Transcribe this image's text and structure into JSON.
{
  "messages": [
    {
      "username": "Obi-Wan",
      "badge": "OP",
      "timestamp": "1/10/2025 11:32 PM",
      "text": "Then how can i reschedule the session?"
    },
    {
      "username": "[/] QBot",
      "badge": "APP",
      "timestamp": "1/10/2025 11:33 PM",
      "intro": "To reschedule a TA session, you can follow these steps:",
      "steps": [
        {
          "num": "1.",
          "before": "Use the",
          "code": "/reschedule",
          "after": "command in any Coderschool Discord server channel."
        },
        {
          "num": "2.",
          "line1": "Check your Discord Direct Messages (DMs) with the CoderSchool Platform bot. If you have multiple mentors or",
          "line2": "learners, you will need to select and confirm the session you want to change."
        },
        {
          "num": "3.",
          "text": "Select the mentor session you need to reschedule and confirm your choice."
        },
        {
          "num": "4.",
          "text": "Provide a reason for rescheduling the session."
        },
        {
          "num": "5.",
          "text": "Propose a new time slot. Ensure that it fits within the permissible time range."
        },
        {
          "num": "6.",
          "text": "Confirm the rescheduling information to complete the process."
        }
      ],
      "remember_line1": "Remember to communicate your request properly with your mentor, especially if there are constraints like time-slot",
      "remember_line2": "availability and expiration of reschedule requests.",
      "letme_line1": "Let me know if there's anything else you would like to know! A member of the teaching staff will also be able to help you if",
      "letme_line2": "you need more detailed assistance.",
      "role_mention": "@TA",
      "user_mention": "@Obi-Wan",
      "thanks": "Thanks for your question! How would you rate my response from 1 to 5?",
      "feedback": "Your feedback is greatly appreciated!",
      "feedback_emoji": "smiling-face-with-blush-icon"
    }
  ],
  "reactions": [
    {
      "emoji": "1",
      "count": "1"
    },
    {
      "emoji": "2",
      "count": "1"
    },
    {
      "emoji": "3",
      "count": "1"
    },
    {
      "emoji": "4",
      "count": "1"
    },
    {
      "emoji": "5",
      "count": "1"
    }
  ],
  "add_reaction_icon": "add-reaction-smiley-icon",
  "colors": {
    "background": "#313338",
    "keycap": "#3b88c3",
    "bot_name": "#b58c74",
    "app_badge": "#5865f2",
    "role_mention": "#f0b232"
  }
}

● ● ● ● ● ● ●

» TASK TO COMPLETE
How many lines of these entries contain the string "rescheduling"? Reply with the number alone.

» PROBLEM SOLUTION
2